EXERCISE INSTRUCTIONS: Your task is to locate every line holding the string "NatureArt" and to copy each of them.

INPUT ROWS:
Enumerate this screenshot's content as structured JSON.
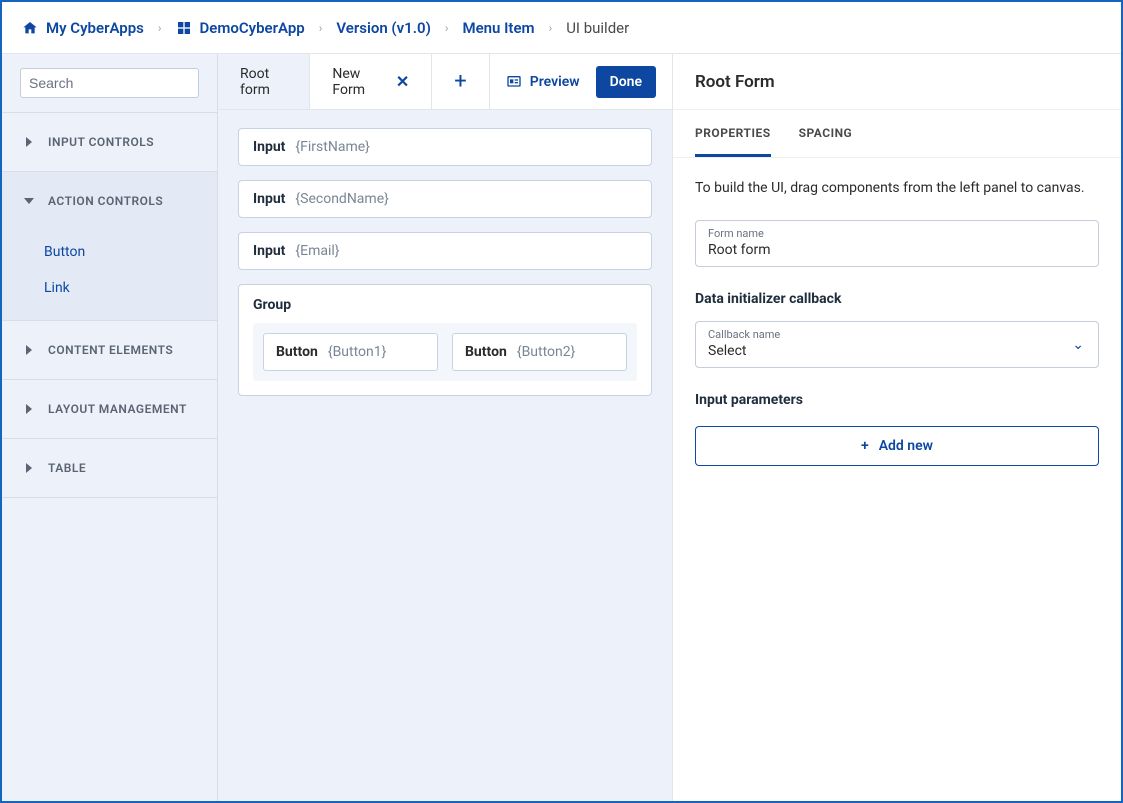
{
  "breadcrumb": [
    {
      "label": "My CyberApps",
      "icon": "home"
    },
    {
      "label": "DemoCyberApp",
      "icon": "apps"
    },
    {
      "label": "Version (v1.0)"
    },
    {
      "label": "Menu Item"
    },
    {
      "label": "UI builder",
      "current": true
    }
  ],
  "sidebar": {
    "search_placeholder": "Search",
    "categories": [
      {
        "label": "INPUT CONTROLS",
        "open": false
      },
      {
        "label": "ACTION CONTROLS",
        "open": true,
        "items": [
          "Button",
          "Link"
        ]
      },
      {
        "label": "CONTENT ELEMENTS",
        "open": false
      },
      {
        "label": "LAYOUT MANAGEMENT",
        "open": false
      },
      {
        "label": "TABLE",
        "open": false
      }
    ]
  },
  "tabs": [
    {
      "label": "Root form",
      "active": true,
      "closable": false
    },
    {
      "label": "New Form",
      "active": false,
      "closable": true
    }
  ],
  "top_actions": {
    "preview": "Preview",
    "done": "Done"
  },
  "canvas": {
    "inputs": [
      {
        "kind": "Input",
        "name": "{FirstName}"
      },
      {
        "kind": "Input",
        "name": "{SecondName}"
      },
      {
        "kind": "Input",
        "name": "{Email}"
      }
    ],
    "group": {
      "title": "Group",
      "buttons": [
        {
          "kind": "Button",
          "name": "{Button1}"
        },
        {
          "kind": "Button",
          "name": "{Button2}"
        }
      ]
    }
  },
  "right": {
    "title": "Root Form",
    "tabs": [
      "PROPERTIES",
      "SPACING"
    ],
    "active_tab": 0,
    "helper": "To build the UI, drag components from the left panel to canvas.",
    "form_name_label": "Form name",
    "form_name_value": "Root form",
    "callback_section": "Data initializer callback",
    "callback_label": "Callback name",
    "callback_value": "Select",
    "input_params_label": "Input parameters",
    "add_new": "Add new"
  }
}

---

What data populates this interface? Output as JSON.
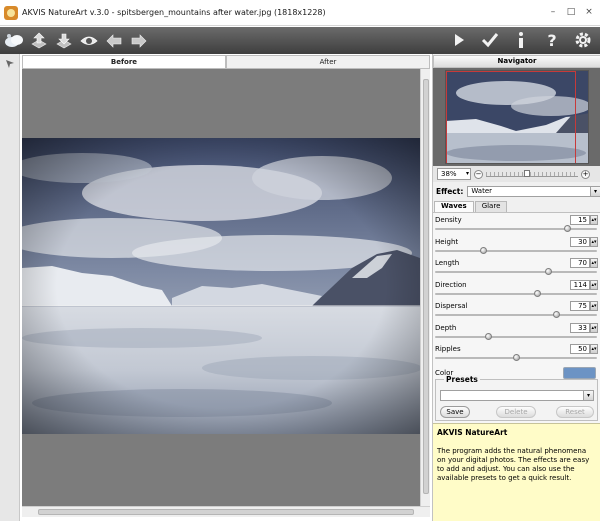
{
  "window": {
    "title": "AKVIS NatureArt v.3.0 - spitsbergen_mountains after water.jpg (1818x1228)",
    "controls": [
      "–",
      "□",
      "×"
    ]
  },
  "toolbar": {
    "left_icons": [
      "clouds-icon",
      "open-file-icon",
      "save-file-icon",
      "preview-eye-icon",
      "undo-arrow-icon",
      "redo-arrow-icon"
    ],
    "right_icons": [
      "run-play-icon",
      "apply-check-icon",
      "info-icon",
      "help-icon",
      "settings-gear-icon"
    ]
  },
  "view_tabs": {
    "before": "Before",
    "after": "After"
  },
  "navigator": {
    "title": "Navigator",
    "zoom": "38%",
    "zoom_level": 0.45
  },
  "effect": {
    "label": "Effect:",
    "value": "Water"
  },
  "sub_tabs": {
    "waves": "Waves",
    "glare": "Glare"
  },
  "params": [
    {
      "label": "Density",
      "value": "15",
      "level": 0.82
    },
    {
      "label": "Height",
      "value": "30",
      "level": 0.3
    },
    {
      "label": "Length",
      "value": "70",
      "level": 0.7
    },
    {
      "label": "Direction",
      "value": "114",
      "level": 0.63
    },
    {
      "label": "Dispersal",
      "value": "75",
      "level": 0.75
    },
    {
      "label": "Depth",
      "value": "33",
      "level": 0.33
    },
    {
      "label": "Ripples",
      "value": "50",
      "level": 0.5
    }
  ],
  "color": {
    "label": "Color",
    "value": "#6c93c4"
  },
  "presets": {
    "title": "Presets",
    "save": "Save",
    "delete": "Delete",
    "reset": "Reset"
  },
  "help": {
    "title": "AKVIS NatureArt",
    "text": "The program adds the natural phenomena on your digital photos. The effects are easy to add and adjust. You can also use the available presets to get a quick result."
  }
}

OUTPUT FOR THIS EXERCISE:
    "title": "AKVIS NatureArt v.3.0 - spitsbergen_mountains after water.jpg (1818x1228)",
    "title": "AKVIS NatureArt",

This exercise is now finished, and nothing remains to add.